'''

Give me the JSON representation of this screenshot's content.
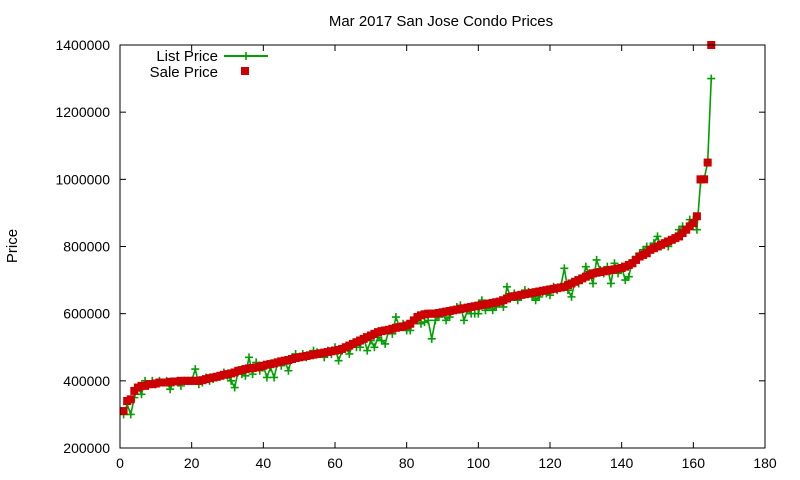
{
  "chart_data": {
    "type": "scatter",
    "title": "Mar 2017 San Jose Condo Prices",
    "xlabel": "",
    "ylabel": "Price",
    "xlim": [
      0,
      180
    ],
    "ylim": [
      200000,
      1400000
    ],
    "xticks": [
      0,
      20,
      40,
      60,
      80,
      100,
      120,
      140,
      160,
      180
    ],
    "yticks": [
      200000,
      400000,
      600000,
      800000,
      1000000,
      1200000,
      1400000
    ],
    "grid": false,
    "legend_position": "top-left",
    "series": [
      {
        "name": "List Price",
        "style": "line-with-plus-markers",
        "color": "#00a000",
        "x": [
          1,
          2,
          3,
          4,
          5,
          6,
          7,
          8,
          9,
          10,
          11,
          12,
          13,
          14,
          15,
          16,
          17,
          18,
          19,
          20,
          21,
          22,
          23,
          24,
          25,
          26,
          27,
          28,
          29,
          30,
          31,
          32,
          33,
          34,
          35,
          36,
          37,
          38,
          39,
          40,
          41,
          42,
          43,
          44,
          45,
          46,
          47,
          48,
          49,
          50,
          51,
          52,
          53,
          54,
          55,
          56,
          57,
          58,
          59,
          60,
          61,
          62,
          63,
          64,
          65,
          66,
          67,
          68,
          69,
          70,
          71,
          72,
          73,
          74,
          75,
          76,
          77,
          78,
          79,
          80,
          81,
          82,
          83,
          84,
          85,
          86,
          87,
          88,
          89,
          90,
          91,
          92,
          93,
          94,
          95,
          96,
          97,
          98,
          99,
          100,
          101,
          102,
          103,
          104,
          105,
          106,
          107,
          108,
          109,
          110,
          111,
          112,
          113,
          114,
          115,
          116,
          117,
          118,
          119,
          120,
          121,
          122,
          123,
          124,
          125,
          126,
          127,
          128,
          129,
          130,
          131,
          132,
          133,
          134,
          135,
          136,
          137,
          138,
          139,
          140,
          141,
          142,
          143,
          144,
          145,
          146,
          147,
          148,
          149,
          150,
          151,
          152,
          153,
          154,
          155,
          156,
          157,
          158,
          159,
          160,
          161,
          162,
          163,
          164,
          165
        ],
        "y": [
          300000,
          330000,
          300000,
          350000,
          380000,
          360000,
          400000,
          390000,
          400000,
          390000,
          400000,
          395000,
          400000,
          375000,
          395000,
          400000,
          385000,
          400000,
          400000,
          400000,
          435000,
          390000,
          395000,
          410000,
          400000,
          405000,
          410000,
          415000,
          425000,
          415000,
          400000,
          380000,
          430000,
          420000,
          415000,
          470000,
          420000,
          455000,
          430000,
          445000,
          410000,
          440000,
          410000,
          455000,
          445000,
          460000,
          430000,
          470000,
          480000,
          470000,
          480000,
          470000,
          480000,
          490000,
          485000,
          480000,
          470000,
          490000,
          480000,
          500000,
          460000,
          490000,
          500000,
          480000,
          510000,
          500000,
          500000,
          530000,
          490000,
          520000,
          500000,
          530000,
          520000,
          510000,
          550000,
          540000,
          590000,
          560000,
          570000,
          550000,
          550000,
          580000,
          580000,
          570000,
          575000,
          580000,
          525000,
          580000,
          590000,
          600000,
          580000,
          590000,
          610000,
          620000,
          625000,
          580000,
          610000,
          600000,
          600000,
          600000,
          640000,
          610000,
          620000,
          610000,
          620000,
          640000,
          620000,
          680000,
          650000,
          660000,
          640000,
          650000,
          670000,
          665000,
          650000,
          640000,
          650000,
          665000,
          660000,
          655000,
          680000,
          670000,
          680000,
          735000,
          670000,
          650000,
          700000,
          690000,
          700000,
          740000,
          720000,
          690000,
          760000,
          730000,
          720000,
          740000,
          690000,
          750000,
          720000,
          740000,
          700000,
          710000,
          760000,
          770000,
          780000,
          790000,
          800000,
          800000,
          810000,
          830000,
          800000,
          815000,
          800000,
          820000,
          830000,
          850000,
          860000,
          850000,
          880000,
          880000,
          850000,
          990000,
          1000000,
          1050000,
          1300000
        ]
      },
      {
        "name": "Sale Price",
        "style": "square-markers",
        "color": "#cc0000",
        "x": [
          1,
          2,
          3,
          4,
          5,
          6,
          7,
          8,
          9,
          10,
          11,
          12,
          13,
          14,
          15,
          16,
          17,
          18,
          19,
          20,
          21,
          22,
          23,
          24,
          25,
          26,
          27,
          28,
          29,
          30,
          31,
          32,
          33,
          34,
          35,
          36,
          37,
          38,
          39,
          40,
          41,
          42,
          43,
          44,
          45,
          46,
          47,
          48,
          49,
          50,
          51,
          52,
          53,
          54,
          55,
          56,
          57,
          58,
          59,
          60,
          61,
          62,
          63,
          64,
          65,
          66,
          67,
          68,
          69,
          70,
          71,
          72,
          73,
          74,
          75,
          76,
          77,
          78,
          79,
          80,
          81,
          82,
          83,
          84,
          85,
          86,
          87,
          88,
          89,
          90,
          91,
          92,
          93,
          94,
          95,
          96,
          97,
          98,
          99,
          100,
          101,
          102,
          103,
          104,
          105,
          106,
          107,
          108,
          109,
          110,
          111,
          112,
          113,
          114,
          115,
          116,
          117,
          118,
          119,
          120,
          121,
          122,
          123,
          124,
          125,
          126,
          127,
          128,
          129,
          130,
          131,
          132,
          133,
          134,
          135,
          136,
          137,
          138,
          139,
          140,
          141,
          142,
          143,
          144,
          145,
          146,
          147,
          148,
          149,
          150,
          151,
          152,
          153,
          154,
          155,
          156,
          157,
          158,
          159,
          160,
          161,
          162,
          163,
          164,
          165
        ],
        "y": [
          310000,
          340000,
          345000,
          370000,
          380000,
          385000,
          385000,
          390000,
          390000,
          392000,
          395000,
          395000,
          395000,
          397000,
          398000,
          398000,
          400000,
          400000,
          400000,
          400000,
          400000,
          400000,
          402000,
          405000,
          408000,
          410000,
          412000,
          415000,
          418000,
          420000,
          422000,
          425000,
          430000,
          432000,
          435000,
          437000,
          438000,
          440000,
          442000,
          445000,
          448000,
          450000,
          452000,
          455000,
          458000,
          460000,
          462000,
          465000,
          468000,
          470000,
          472000,
          474000,
          476000,
          478000,
          480000,
          482000,
          484000,
          486000,
          488000,
          490000,
          492000,
          495000,
          500000,
          505000,
          510000,
          515000,
          520000,
          525000,
          530000,
          535000,
          540000,
          545000,
          548000,
          550000,
          552000,
          555000,
          558000,
          560000,
          562000,
          565000,
          570000,
          580000,
          590000,
          595000,
          598000,
          600000,
          600000,
          600000,
          602000,
          604000,
          606000,
          608000,
          610000,
          612000,
          614000,
          616000,
          618000,
          620000,
          622000,
          624000,
          626000,
          628000,
          630000,
          632000,
          634000,
          636000,
          640000,
          645000,
          650000,
          652000,
          654000,
          656000,
          658000,
          660000,
          662000,
          664000,
          666000,
          668000,
          670000,
          672000,
          674000,
          676000,
          678000,
          680000,
          685000,
          690000,
          695000,
          700000,
          705000,
          710000,
          715000,
          720000,
          722000,
          724000,
          726000,
          728000,
          730000,
          732000,
          734000,
          736000,
          740000,
          745000,
          750000,
          760000,
          770000,
          775000,
          780000,
          790000,
          795000,
          800000,
          805000,
          810000,
          815000,
          820000,
          825000,
          830000,
          840000,
          850000,
          860000,
          870000,
          890000,
          1000000,
          1000000,
          1050000,
          1400000
        ]
      }
    ]
  }
}
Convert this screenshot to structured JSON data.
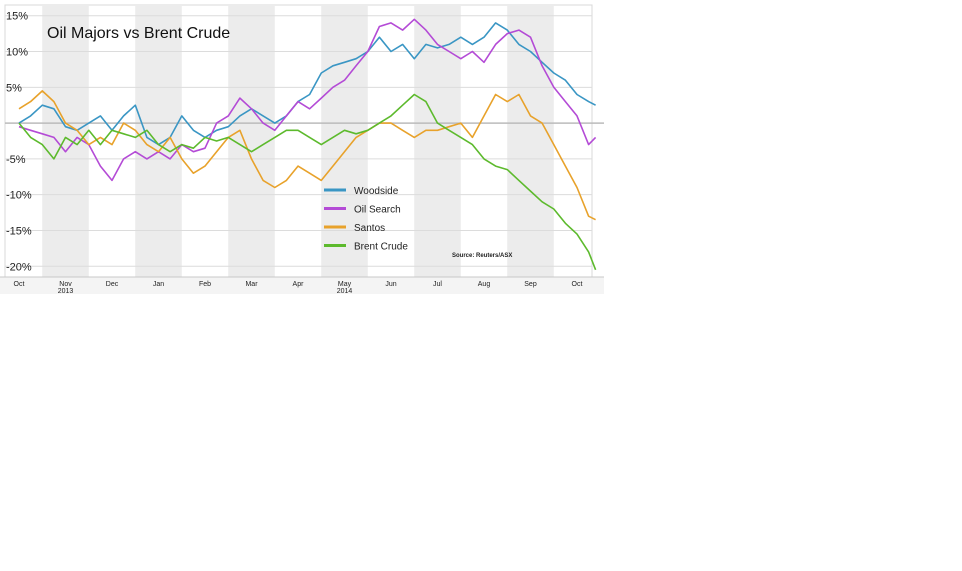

'''

=== What this task involves ===
Without the pictures, repeat the listing above exactly.

=== Solution ===
Give me the JSON representation of this screenshot's content.
{
  "chart_data": {
    "type": "scatter",
    "title": "Mar 2017 San Jose Condo Prices",
    "xlabel": "",
    "ylabel": "Price",
    "xlim": [
      0,
      180
    ],
    "ylim": [
      200000,
      1400000
    ],
    "xticks": [
      0,
      20,
      40,
      60,
      80,
      100,
      120,
      140,
      160,
      180
    ],
    "yticks": [
      200000,
      400000,
      600000,
      800000,
      1000000,
      1200000,
      1400000
    ],
    "grid": false,
    "legend_position": "top-left",
    "series": [
      {
        "name": "List Price",
        "style": "line-with-plus-markers",
        "color": "#00a000",
        "x": [
          1,
          2,
          3,
          4,
          5,
          6,
          7,
          8,
          9,
          10,
          11,
          12,
          13,
          14,
          15,
          16,
          17,
          18,
          19,
          20,
          21,
          22,
          23,
          24,
          25,
          26,
          27,
          28,
          29,
          30,
          31,
          32,
          33,
          34,
          35,
          36,
          37,
          38,
          39,
          40,
          41,
          42,
          43,
          44,
          45,
          46,
          47,
          48,
          49,
          50,
          51,
          52,
          53,
          54,
          55,
          56,
          57,
          58,
          59,
          60,
          61,
          62,
          63,
          64,
          65,
          66,
          67,
          68,
          69,
          70,
          71,
          72,
          73,
          74,
          75,
          76,
          77,
          78,
          79,
          80,
          81,
          82,
          83,
          84,
          85,
          86,
          87,
          88,
          89,
          90,
          91,
          92,
          93,
          94,
          95,
          96,
          97,
          98,
          99,
          100,
          101,
          102,
          103,
          104,
          105,
          106,
          107,
          108,
          109,
          110,
          111,
          112,
          113,
          114,
          115,
          116,
          117,
          118,
          119,
          120,
          121,
          122,
          123,
          124,
          125,
          126,
          127,
          128,
          129,
          130,
          131,
          132,
          133,
          134,
          135,
          136,
          137,
          138,
          139,
          140,
          141,
          142,
          143,
          144,
          145,
          146,
          147,
          148,
          149,
          150,
          151,
          152,
          153,
          154,
          155,
          156,
          157,
          158,
          159,
          160,
          161,
          162,
          163,
          164,
          165
        ],
        "y": [
          300000,
          330000,
          300000,
          350000,
          380000,
          360000,
          400000,
          390000,
          400000,
          390000,
          400000,
          395000,
          400000,
          375000,
          395000,
          400000,
          385000,
          400000,
          400000,
          400000,
          435000,
          390000,
          395000,
          410000,
          400000,
          405000,
          410000,
          415000,
          425000,
          415000,
          400000,
          380000,
          430000,
          420000,
          415000,
          470000,
          420000,
          455000,
          430000,
          445000,
          410000,
          440000,
          410000,
          455000,
          445000,
          460000,
          430000,
          470000,
          480000,
          470000,
          480000,
          470000,
          480000,
          490000,
          485000,
          480000,
          470000,
          490000,
          480000,
          500000,
          460000,
          490000,
          500000,
          480000,
          510000,
          500000,
          500000,
          530000,
          490000,
          520000,
          500000,
          530000,
          520000,
          510000,
          550000,
          540000,
          590000,
          560000,
          570000,
          550000,
          550000,
          580000,
          580000,
          570000,
          575000,
          580000,
          525000,
          580000,
          590000,
          600000,
          580000,
          590000,
          610000,
          620000,
          625000,
          580000,
          610000,
          600000,
          600000,
          600000,
          640000,
          610000,
          620000,
          610000,
          620000,
          640000,
          620000,
          680000,
          650000,
          660000,
          640000,
          650000,
          670000,
          665000,
          650000,
          640000,
          650000,
          665000,
          660000,
          655000,
          680000,
          670000,
          680000,
          735000,
          670000,
          650000,
          700000,
          690000,
          700000,
          740000,
          720000,
          690000,
          760000,
          730000,
          720000,
          740000,
          690000,
          750000,
          720000,
          740000,
          700000,
          710000,
          760000,
          770000,
          780000,
          790000,
          800000,
          800000,
          810000,
          830000,
          800000,
          815000,
          800000,
          820000,
          830000,
          850000,
          860000,
          850000,
          880000,
          880000,
          850000,
          990000,
          1000000,
          1050000,
          1300000
        ]
      },
      {
        "name": "Sale Price",
        "style": "square-markers",
        "color": "#cc0000",
        "x": [
          1,
          2,
          3,
          4,
          5,
          6,
          7,
          8,
          9,
          10,
          11,
          12,
          13,
          14,
          15,
          16,
          17,
          18,
          19,
          20,
          21,
          22,
          23,
          24,
          25,
          26,
          27,
          28,
          29,
          30,
          31,
          32,
          33,
          34,
          35,
          36,
          37,
          38,
          39,
          40,
          41,
          42,
          43,
          44,
          45,
          46,
          47,
          48,
          49,
          50,
          51,
          52,
          53,
          54,
          55,
          56,
          57,
          58,
          59,
          60,
          61,
          62,
          63,
          64,
          65,
          66,
          67,
          68,
          69,
          70,
          71,
          72,
          73,
          74,
          75,
          76,
          77,
          78,
          79,
          80,
          81,
          82,
          83,
          84,
          85,
          86,
          87,
          88,
          89,
          90,
          91,
          92,
          93,
          94,
          95,
          96,
          97,
          98,
          99,
          100,
          101,
          102,
          103,
          104,
          105,
          106,
          107,
          108,
          109,
          110,
          111,
          112,
          113,
          114,
          115,
          116,
          117,
          118,
          119,
          120,
          121,
          122,
          123,
          124,
          125,
          126,
          127,
          128,
          129,
          130,
          131,
          132,
          133,
          134,
          135,
          136,
          137,
          138,
          139,
          140,
          141,
          142,
          143,
          144,
          145,
          146,
          147,
          148,
          149,
          150,
          151,
          152,
          153,
          154,
          155,
          156,
          157,
          158,
          159,
          160,
          161,
          162,
          163,
          164,
          165
        ],
        "y": [
          310000,
          340000,
          345000,
          370000,
          380000,
          385000,
          385000,
          390000,
          390000,
          392000,
          395000,
          395000,
          395000,
          397000,
          398000,
          398000,
          400000,
          400000,
          400000,
          400000,
          400000,
          400000,
          402000,
          405000,
          408000,
          410000,
          412000,
          415000,
          418000,
          420000,
          422000,
          425000,
          430000,
          432000,
          435000,
          437000,
          438000,
          440000,
          442000,
          445000,
          448000,
          450000,
          452000,
          455000,
          458000,
          460000,
          462000,
          465000,
          468000,
          470000,
          472000,
          474000,
          476000,
          478000,
          480000,
          482000,
          484000,
          486000,
          488000,
          490000,
          492000,
          495000,
          500000,
          505000,
          510000,
          515000,
          520000,
          525000,
          530000,
          535000,
          540000,
          545000,
          548000,
          550000,
          552000,
          555000,
          558000,
          560000,
          562000,
          565000,
          570000,
          580000,
          590000,
          595000,
          598000,
          600000,
          600000,
          600000,
          602000,
          604000,
          606000,
          608000,
          610000,
          612000,
          614000,
          616000,
          618000,
          620000,
          622000,
          624000,
          626000,
          628000,
          630000,
          632000,
          634000,
          636000,
          640000,
          645000,
          650000,
          652000,
          654000,
          656000,
          658000,
          660000,
          662000,
          664000,
          666000,
          668000,
          670000,
          672000,
          674000,
          676000,
          678000,
          680000,
          685000,
          690000,
          695000,
          700000,
          705000,
          710000,
          715000,
          720000,
          722000,
          724000,
          726000,
          728000,
          730000,
          732000,
          734000,
          736000,
          740000,
          745000,
          750000,
          760000,
          770000,
          775000,
          780000,
          790000,
          795000,
          800000,
          805000,
          810000,
          815000,
          820000,
          825000,
          830000,
          840000,
          850000,
          860000,
          870000,
          890000,
          1000000,
          1000000,
          1050000,
          1400000
        ]
      }
    ]
  }
}
Convert this screenshot to structured JSON data.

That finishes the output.